▶ Objective: Print the entries below in their entirety, exactly as they are written.

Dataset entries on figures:

• • • • •

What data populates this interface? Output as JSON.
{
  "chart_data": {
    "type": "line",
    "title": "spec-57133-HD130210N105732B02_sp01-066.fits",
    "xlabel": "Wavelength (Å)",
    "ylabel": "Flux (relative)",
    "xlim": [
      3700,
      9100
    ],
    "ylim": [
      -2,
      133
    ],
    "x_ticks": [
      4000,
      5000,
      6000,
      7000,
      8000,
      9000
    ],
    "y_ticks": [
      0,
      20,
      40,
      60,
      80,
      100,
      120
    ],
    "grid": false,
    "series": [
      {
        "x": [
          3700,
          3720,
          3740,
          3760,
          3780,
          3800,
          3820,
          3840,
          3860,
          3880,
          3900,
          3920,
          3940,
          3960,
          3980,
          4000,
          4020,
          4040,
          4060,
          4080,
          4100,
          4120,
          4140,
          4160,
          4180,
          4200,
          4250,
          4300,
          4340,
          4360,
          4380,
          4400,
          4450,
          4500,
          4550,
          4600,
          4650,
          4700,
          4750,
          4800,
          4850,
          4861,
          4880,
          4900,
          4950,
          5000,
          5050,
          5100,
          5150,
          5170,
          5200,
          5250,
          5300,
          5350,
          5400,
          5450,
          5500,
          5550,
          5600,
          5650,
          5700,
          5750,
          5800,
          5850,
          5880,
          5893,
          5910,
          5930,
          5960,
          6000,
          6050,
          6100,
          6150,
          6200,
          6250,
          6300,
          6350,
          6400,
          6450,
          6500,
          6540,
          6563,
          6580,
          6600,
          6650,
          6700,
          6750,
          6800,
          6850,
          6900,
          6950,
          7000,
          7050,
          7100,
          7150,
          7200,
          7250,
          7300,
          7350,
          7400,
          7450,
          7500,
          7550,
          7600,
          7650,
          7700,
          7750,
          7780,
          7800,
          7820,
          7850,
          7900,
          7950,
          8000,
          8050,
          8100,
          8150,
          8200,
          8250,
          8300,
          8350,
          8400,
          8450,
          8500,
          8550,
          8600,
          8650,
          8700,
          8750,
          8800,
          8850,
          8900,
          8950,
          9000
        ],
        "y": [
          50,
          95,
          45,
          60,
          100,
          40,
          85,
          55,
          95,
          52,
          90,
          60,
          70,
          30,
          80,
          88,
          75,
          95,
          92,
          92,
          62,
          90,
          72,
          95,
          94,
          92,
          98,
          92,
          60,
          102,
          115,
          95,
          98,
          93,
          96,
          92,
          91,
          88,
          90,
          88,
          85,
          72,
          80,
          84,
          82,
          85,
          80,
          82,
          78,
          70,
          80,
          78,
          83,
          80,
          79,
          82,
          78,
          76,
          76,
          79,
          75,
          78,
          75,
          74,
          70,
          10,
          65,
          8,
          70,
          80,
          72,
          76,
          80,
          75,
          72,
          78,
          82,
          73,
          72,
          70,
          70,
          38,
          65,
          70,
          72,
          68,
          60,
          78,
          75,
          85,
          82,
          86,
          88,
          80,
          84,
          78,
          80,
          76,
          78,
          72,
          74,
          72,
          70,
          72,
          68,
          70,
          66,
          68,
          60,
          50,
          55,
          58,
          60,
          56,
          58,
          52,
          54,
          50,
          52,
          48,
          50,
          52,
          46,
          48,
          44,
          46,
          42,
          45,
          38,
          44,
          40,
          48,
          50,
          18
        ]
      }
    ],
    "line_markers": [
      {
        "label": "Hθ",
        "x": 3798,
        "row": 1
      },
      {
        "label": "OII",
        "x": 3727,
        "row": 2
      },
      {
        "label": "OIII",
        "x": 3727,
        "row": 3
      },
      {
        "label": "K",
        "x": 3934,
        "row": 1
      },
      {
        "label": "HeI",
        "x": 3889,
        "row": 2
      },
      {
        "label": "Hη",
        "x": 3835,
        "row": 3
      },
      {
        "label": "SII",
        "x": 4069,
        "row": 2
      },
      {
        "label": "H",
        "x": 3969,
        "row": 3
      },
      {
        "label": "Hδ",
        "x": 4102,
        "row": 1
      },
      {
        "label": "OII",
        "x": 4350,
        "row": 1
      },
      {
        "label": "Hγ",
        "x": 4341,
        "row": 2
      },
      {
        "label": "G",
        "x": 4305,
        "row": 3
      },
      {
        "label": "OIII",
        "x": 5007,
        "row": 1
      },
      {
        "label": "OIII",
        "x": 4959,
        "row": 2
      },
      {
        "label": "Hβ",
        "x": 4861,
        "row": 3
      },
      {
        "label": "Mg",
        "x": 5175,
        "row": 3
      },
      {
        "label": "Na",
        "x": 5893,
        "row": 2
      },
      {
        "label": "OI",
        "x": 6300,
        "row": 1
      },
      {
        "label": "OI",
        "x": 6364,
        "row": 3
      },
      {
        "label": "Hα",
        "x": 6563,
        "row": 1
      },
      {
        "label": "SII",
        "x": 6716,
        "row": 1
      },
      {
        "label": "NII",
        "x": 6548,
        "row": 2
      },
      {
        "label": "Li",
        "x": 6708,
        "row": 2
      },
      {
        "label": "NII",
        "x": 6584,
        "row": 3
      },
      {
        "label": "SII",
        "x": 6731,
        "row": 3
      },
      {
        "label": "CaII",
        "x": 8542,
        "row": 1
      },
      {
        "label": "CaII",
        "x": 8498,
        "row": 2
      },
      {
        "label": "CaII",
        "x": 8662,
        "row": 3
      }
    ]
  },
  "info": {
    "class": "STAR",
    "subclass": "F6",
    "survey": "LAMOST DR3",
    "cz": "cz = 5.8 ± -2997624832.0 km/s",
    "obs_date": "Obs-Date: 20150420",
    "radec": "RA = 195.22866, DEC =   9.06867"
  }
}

• • • • •

▶ Exercise solution:
What data populates this interface? Output as JSON.
{
  "chart_data": {
    "type": "line",
    "title": "spec-57133-HD130210N105732B02_sp01-066.fits",
    "xlabel": "Wavelength (Å)",
    "ylabel": "Flux (relative)",
    "xlim": [
      3700,
      9100
    ],
    "ylim": [
      -2,
      133
    ],
    "x_ticks": [
      4000,
      5000,
      6000,
      7000,
      8000,
      9000
    ],
    "y_ticks": [
      0,
      20,
      40,
      60,
      80,
      100,
      120
    ],
    "grid": false,
    "series": [
      {
        "x": [
          3700,
          3720,
          3740,
          3760,
          3780,
          3800,
          3820,
          3840,
          3860,
          3880,
          3900,
          3920,
          3940,
          3960,
          3980,
          4000,
          4020,
          4040,
          4060,
          4080,
          4100,
          4120,
          4140,
          4160,
          4180,
          4200,
          4250,
          4300,
          4340,
          4360,
          4380,
          4400,
          4450,
          4500,
          4550,
          4600,
          4650,
          4700,
          4750,
          4800,
          4850,
          4861,
          4880,
          4900,
          4950,
          5000,
          5050,
          5100,
          5150,
          5170,
          5200,
          5250,
          5300,
          5350,
          5400,
          5450,
          5500,
          5550,
          5600,
          5650,
          5700,
          5750,
          5800,
          5850,
          5880,
          5893,
          5910,
          5930,
          5960,
          6000,
          6050,
          6100,
          6150,
          6200,
          6250,
          6300,
          6350,
          6400,
          6450,
          6500,
          6540,
          6563,
          6580,
          6600,
          6650,
          6700,
          6750,
          6800,
          6850,
          6900,
          6950,
          7000,
          7050,
          7100,
          7150,
          7200,
          7250,
          7300,
          7350,
          7400,
          7450,
          7500,
          7550,
          7600,
          7650,
          7700,
          7750,
          7780,
          7800,
          7820,
          7850,
          7900,
          7950,
          8000,
          8050,
          8100,
          8150,
          8200,
          8250,
          8300,
          8350,
          8400,
          8450,
          8500,
          8550,
          8600,
          8650,
          8700,
          8750,
          8800,
          8850,
          8900,
          8950,
          9000
        ],
        "y": [
          50,
          95,
          45,
          60,
          100,
          40,
          85,
          55,
          95,
          52,
          90,
          60,
          70,
          30,
          80,
          88,
          75,
          95,
          92,
          92,
          62,
          90,
          72,
          95,
          94,
          92,
          98,
          92,
          60,
          102,
          115,
          95,
          98,
          93,
          96,
          92,
          91,
          88,
          90,
          88,
          85,
          72,
          80,
          84,
          82,
          85,
          80,
          82,
          78,
          70,
          80,
          78,
          83,
          80,
          79,
          82,
          78,
          76,
          76,
          79,
          75,
          78,
          75,
          74,
          70,
          10,
          65,
          8,
          70,
          80,
          72,
          76,
          80,
          75,
          72,
          78,
          82,
          73,
          72,
          70,
          70,
          38,
          65,
          70,
          72,
          68,
          60,
          78,
          75,
          85,
          82,
          86,
          88,
          80,
          84,
          78,
          80,
          76,
          78,
          72,
          74,
          72,
          70,
          72,
          68,
          70,
          66,
          68,
          60,
          50,
          55,
          58,
          60,
          56,
          58,
          52,
          54,
          50,
          52,
          48,
          50,
          52,
          46,
          48,
          44,
          46,
          42,
          45,
          38,
          44,
          40,
          48,
          50,
          18
        ]
      }
    ],
    "line_markers": [
      {
        "label": "Hθ",
        "x": 3798,
        "row": 1
      },
      {
        "label": "OII",
        "x": 3727,
        "row": 2
      },
      {
        "label": "OIII",
        "x": 3727,
        "row": 3
      },
      {
        "label": "K",
        "x": 3934,
        "row": 1
      },
      {
        "label": "HeI",
        "x": 3889,
        "row": 2
      },
      {
        "label": "Hη",
        "x": 3835,
        "row": 3
      },
      {
        "label": "SII",
        "x": 4069,
        "row": 2
      },
      {
        "label": "H",
        "x": 3969,
        "row": 3
      },
      {
        "label": "Hδ",
        "x": 4102,
        "row": 1
      },
      {
        "label": "OII",
        "x": 4350,
        "row": 1
      },
      {
        "label": "Hγ",
        "x": 4341,
        "row": 2
      },
      {
        "label": "G",
        "x": 4305,
        "row": 3
      },
      {
        "label": "OIII",
        "x": 5007,
        "row": 1
      },
      {
        "label": "OIII",
        "x": 4959,
        "row": 2
      },
      {
        "label": "Hβ",
        "x": 4861,
        "row": 3
      },
      {
        "label": "Mg",
        "x": 5175,
        "row": 3
      },
      {
        "label": "Na",
        "x": 5893,
        "row": 2
      },
      {
        "label": "OI",
        "x": 6300,
        "row": 1
      },
      {
        "label": "OI",
        "x": 6364,
        "row": 3
      },
      {
        "label": "Hα",
        "x": 6563,
        "row": 1
      },
      {
        "label": "SII",
        "x": 6716,
        "row": 1
      },
      {
        "label": "NII",
        "x": 6548,
        "row": 2
      },
      {
        "label": "Li",
        "x": 6708,
        "row": 2
      },
      {
        "label": "NII",
        "x": 6584,
        "row": 3
      },
      {
        "label": "SII",
        "x": 6731,
        "row": 3
      },
      {
        "label": "CaII",
        "x": 8542,
        "row": 1
      },
      {
        "label": "CaII",
        "x": 8498,
        "row": 2
      },
      {
        "label": "CaII",
        "x": 8662,
        "row": 3
      }
    ]
  },
  "info": {
    "class": "STAR",
    "subclass": "F6",
    "survey": "LAMOST DR3",
    "cz": "cz = 5.8 ± -2997624832.0 km/s",
    "obs_date": "Obs-Date: 20150420",
    "radec": "RA = 195.22866, DEC =   9.06867"
  }
}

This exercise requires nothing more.